● **INFORMATION GIVEN**:
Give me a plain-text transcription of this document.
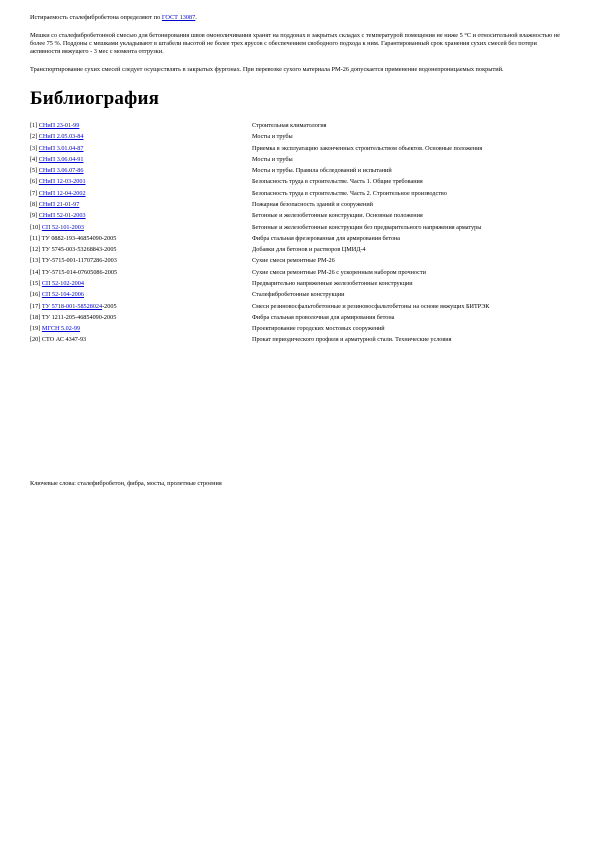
Истираемость сталефибробетона определяют по ГОСТ 13087.

Мешки со сталефибробетонной смесью для бетонирования швов омоноличивания хранят на поддонах в закрытых складах с температурой помещения не ниже 5 °С и относительной влажностью не более 75 %. Поддоны с мешками укладывают в штабели высотой не более трех ярусов с обеспечением свободного подхода к ним. Гарантированный срок хранения сухих смесей без потери активности вяжущего - 3 мес с момента отгрузки.

Транспортирование сухих смесей следует осуществлять в закрытых фургонах. При перевозке сухого материала РМ-26 допускается применение водонепроницаемых покрытий.

Библиография
[1] СНиП 23-01-99	Строительная климатология
[2] СНиП 2.05.03-84	Мосты и трубы
[3] СНиП 3.01.04-87	Приемка в эксплуатацию законченных строительством объектов. Основные положения
[4] СНиП 3.06.04-91	Мосты и трубы
[5] СНиП 3.06.07-86	Мосты и трубы. Правила обследований и испытаний
[6] СНиП 12-03-2001	Безопасность труда в строительстве. Часть 1. Общие требования
[7] СНиП 12-04-2002	Безопасность труда в строительстве. Часть 2. Строительное производство
[8] СНиП 21-01-97	Пожарная безопасность зданий и сооружений
[9] СНиП 52-01-2003	Бетонные и железобетонные конструкции. Основные положения
[10] СП 52-101-2003	Бетонные и железобетонные конструкции без предварительного напряжения арматуры
[11] ТУ 0882-193-46854090-2005	Фибра стальная фрезерованная для армирования бетона
[12] ТУ 5745-003-53268843-2005	Добавки для бетонов и растворов ЦМИД-4
[13] ТУ-5715-001-11707286-2003	Сухие смеси ремонтные РМ-26
[14] ТУ-5715-014-07605086-2005	Сухие смеси ремонтные РМ-26 с ускоренным набором прочности
[15] СП 52-102-2004	Предварительно напряженные железобетонные конструкции
[16] СП 52-104-2006	Сталефибробетонные конструкции
[17] ТУ 5718-001-58528024-2005	Смеси резиновосфальтобетонные и резиновосфальтобетоны на основе вяжущих БИТРЭК
[18] ТУ 1211-205-46854090-2005	Фибра стальная проволочная для армирования бетона
[19] МГСН 5.02-99	Проектирование городских мостовых сооружений
[20] СТО АС 4347-93	Прокат периодического профиля и арматурной стали. Технические условия

Ключевые слова: сталефибробетон, фибра, мосты, пролетные строения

● **YOUR INSTRUCTIONS**: Omit the pictures and output all of the other material exactly.

● **RESULT BELOW**:
Give me a plain-text transcription of this document.
Истираемость сталефибробетона определяют по ГОСТ 13087.

Мешки со сталефибробетонной смесью для бетонирования швов омоноличивания хранят на поддонах в закрытых складах с температурой помещения не ниже 5 °С и относительной влажностью не более 75 %. Поддоны с мешками укладывают в штабели высотой не более трех ярусов с обеспечением свободного подхода к ним. Гарантированный срок хранения сухих смесей без потери активности вяжущего - 3 мес с момента отгрузки.

Транспортирование сухих смесей следует осуществлять в закрытых фургонах. При перевозке сухого материала РМ-26 допускается применение водонепроницаемых покрытий.

Библиография
[1] СНиП 23-01-99	Строительная климатология
[2] СНиП 2.05.03-84	Мосты и трубы
[3] СНиП 3.01.04-87	Приемка в эксплуатацию законченных строительством объектов. Основные положения
[4] СНиП 3.06.04-91	Мосты и трубы
[5] СНиП 3.06.07-86	Мосты и трубы. Правила обследований и испытаний
[6] СНиП 12-03-2001	Безопасность труда в строительстве. Часть 1. Общие требования
[7] СНиП 12-04-2002	Безопасность труда в строительстве. Часть 2. Строительное производство
[8] СНиП 21-01-97	Пожарная безопасность зданий и сооружений
[9] СНиП 52-01-2003	Бетонные и железобетонные конструкции. Основные положения
[10] СП 52-101-2003	Бетонные и железобетонные конструкции без предварительного напряжения арматуры
[11] ТУ 0882-193-46854090-2005	Фибра стальная фрезерованная для армирования бетона
[12] ТУ 5745-003-53268843-2005	Добавки для бетонов и растворов ЦМИД-4
[13] ТУ-5715-001-11707286-2003	Сухие смеси ремонтные РМ-26
[14] ТУ-5715-014-07605086-2005	Сухие смеси ремонтные РМ-26 с ускоренным набором прочности
[15] СП 52-102-2004	Предварительно напряженные железобетонные конструкции
[16] СП 52-104-2006	Сталефибробетонные конструкции
[17] ТУ 5718-001-58528024-2005	Смеси резиновосфальтобетонные и резиновосфальтобетоны на основе вяжущих БИТРЭК
[18] ТУ 1211-205-46854090-2005	Фибра стальная проволочная для армирования бетона
[19] МГСН 5.02-99	Проектирование городских мостовых сооружений
[20] СТО АС 4347-93	Прокат периодического профиля и арматурной стали. Технические условия

Ключевые слова: сталефибробетон, фибра, мосты, пролетные строения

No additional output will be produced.